**Aim of the exercise**
Would you return all of this data exactly, leaving nothing out?

Entries taken from a collection
---
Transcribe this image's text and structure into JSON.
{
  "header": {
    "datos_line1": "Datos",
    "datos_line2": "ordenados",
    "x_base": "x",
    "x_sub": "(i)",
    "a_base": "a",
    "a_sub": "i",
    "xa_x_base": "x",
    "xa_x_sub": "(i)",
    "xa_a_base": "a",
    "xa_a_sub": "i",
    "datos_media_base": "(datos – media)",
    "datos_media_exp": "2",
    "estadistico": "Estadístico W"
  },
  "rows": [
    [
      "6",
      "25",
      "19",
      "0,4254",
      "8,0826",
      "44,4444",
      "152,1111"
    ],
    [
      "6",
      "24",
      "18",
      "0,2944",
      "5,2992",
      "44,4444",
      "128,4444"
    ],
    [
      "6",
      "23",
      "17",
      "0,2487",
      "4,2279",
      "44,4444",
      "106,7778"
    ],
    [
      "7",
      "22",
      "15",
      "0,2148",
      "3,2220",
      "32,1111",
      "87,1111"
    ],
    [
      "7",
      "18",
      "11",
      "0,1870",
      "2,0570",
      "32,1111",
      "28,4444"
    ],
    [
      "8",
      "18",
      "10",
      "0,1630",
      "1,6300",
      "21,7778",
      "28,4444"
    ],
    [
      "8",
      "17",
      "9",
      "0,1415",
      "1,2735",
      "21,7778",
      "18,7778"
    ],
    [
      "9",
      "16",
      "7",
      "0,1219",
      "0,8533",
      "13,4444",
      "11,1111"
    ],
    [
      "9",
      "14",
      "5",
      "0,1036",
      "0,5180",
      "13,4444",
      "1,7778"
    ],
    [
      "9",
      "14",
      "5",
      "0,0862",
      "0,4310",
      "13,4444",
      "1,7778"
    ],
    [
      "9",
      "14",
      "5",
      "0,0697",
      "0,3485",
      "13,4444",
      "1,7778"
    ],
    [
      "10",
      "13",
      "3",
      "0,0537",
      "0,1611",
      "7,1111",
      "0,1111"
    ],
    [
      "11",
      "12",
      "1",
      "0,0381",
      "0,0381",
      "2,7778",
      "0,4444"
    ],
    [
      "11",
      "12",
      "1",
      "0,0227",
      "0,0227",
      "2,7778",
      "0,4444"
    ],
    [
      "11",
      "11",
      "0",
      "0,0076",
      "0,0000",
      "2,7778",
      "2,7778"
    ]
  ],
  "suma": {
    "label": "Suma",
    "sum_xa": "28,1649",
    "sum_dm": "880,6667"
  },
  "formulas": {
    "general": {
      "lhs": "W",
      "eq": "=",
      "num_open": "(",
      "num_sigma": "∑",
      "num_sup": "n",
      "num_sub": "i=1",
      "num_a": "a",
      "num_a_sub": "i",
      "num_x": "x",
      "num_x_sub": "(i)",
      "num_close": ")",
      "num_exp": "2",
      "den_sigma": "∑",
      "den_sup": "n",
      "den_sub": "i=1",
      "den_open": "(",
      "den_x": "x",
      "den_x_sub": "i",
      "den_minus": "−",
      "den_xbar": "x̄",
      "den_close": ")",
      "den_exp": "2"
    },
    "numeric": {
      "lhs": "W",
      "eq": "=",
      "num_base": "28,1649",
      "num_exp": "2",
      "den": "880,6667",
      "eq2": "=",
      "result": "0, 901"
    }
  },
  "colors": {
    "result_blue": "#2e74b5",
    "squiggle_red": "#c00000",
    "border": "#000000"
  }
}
---
**Final answer**
Transcribe this image's text and structure into JSON.
{
  "header": {
    "datos_line1": "Datos",
    "datos_line2": "ordenados",
    "x_base": "x",
    "x_sub": "(i)",
    "a_base": "a",
    "a_sub": "i",
    "xa_x_base": "x",
    "xa_x_sub": "(i)",
    "xa_a_base": "a",
    "xa_a_sub": "i",
    "datos_media_base": "(datos – media)",
    "datos_media_exp": "2",
    "estadistico": "Estadístico W"
  },
  "rows": [
    [
      "6",
      "25",
      "19",
      "0,4254",
      "8,0826",
      "44,4444",
      "152,1111"
    ],
    [
      "6",
      "24",
      "18",
      "0,2944",
      "5,2992",
      "44,4444",
      "128,4444"
    ],
    [
      "6",
      "23",
      "17",
      "0,2487",
      "4,2279",
      "44,4444",
      "106,7778"
    ],
    [
      "7",
      "22",
      "15",
      "0,2148",
      "3,2220",
      "32,1111",
      "87,1111"
    ],
    [
      "7",
      "18",
      "11",
      "0,1870",
      "2,0570",
      "32,1111",
      "28,4444"
    ],
    [
      "8",
      "18",
      "10",
      "0,1630",
      "1,6300",
      "21,7778",
      "28,4444"
    ],
    [
      "8",
      "17",
      "9",
      "0,1415",
      "1,2735",
      "21,7778",
      "18,7778"
    ],
    [
      "9",
      "16",
      "7",
      "0,1219",
      "0,8533",
      "13,4444",
      "11,1111"
    ],
    [
      "9",
      "14",
      "5",
      "0,1036",
      "0,5180",
      "13,4444",
      "1,7778"
    ],
    [
      "9",
      "14",
      "5",
      "0,0862",
      "0,4310",
      "13,4444",
      "1,7778"
    ],
    [
      "9",
      "14",
      "5",
      "0,0697",
      "0,3485",
      "13,4444",
      "1,7778"
    ],
    [
      "10",
      "13",
      "3",
      "0,0537",
      "0,1611",
      "7,1111",
      "0,1111"
    ],
    [
      "11",
      "12",
      "1",
      "0,0381",
      "0,0381",
      "2,7778",
      "0,4444"
    ],
    [
      "11",
      "12",
      "1",
      "0,0227",
      "0,0227",
      "2,7778",
      "0,4444"
    ],
    [
      "11",
      "11",
      "0",
      "0,0076",
      "0,0000",
      "2,7778",
      "2,7778"
    ]
  ],
  "suma": {
    "label": "Suma",
    "sum_xa": "28,1649",
    "sum_dm": "880,6667"
  },
  "formulas": {
    "general": {
      "lhs": "W",
      "eq": "=",
      "num_open": "(",
      "num_sigma": "∑",
      "num_sup": "n",
      "num_sub": "i=1",
      "num_a": "a",
      "num_a_sub": "i",
      "num_x": "x",
      "num_x_sub": "(i)",
      "num_close": ")",
      "num_exp": "2",
      "den_sigma": "∑",
      "den_sup": "n",
      "den_sub": "i=1",
      "den_open": "(",
      "den_x": "x",
      "den_x_sub": "i",
      "den_minus": "−",
      "den_xbar": "x̄",
      "den_close": ")",
      "den_exp": "2"
    },
    "numeric": {
      "lhs": "W",
      "eq": "=",
      "num_base": "28,1649",
      "num_exp": "2",
      "den": "880,6667",
      "eq2": "=",
      "result": "0, 901"
    }
  },
  "colors": {
    "result_blue": "#2e74b5",
    "squiggle_red": "#c00000",
    "border": "#000000"
  }
}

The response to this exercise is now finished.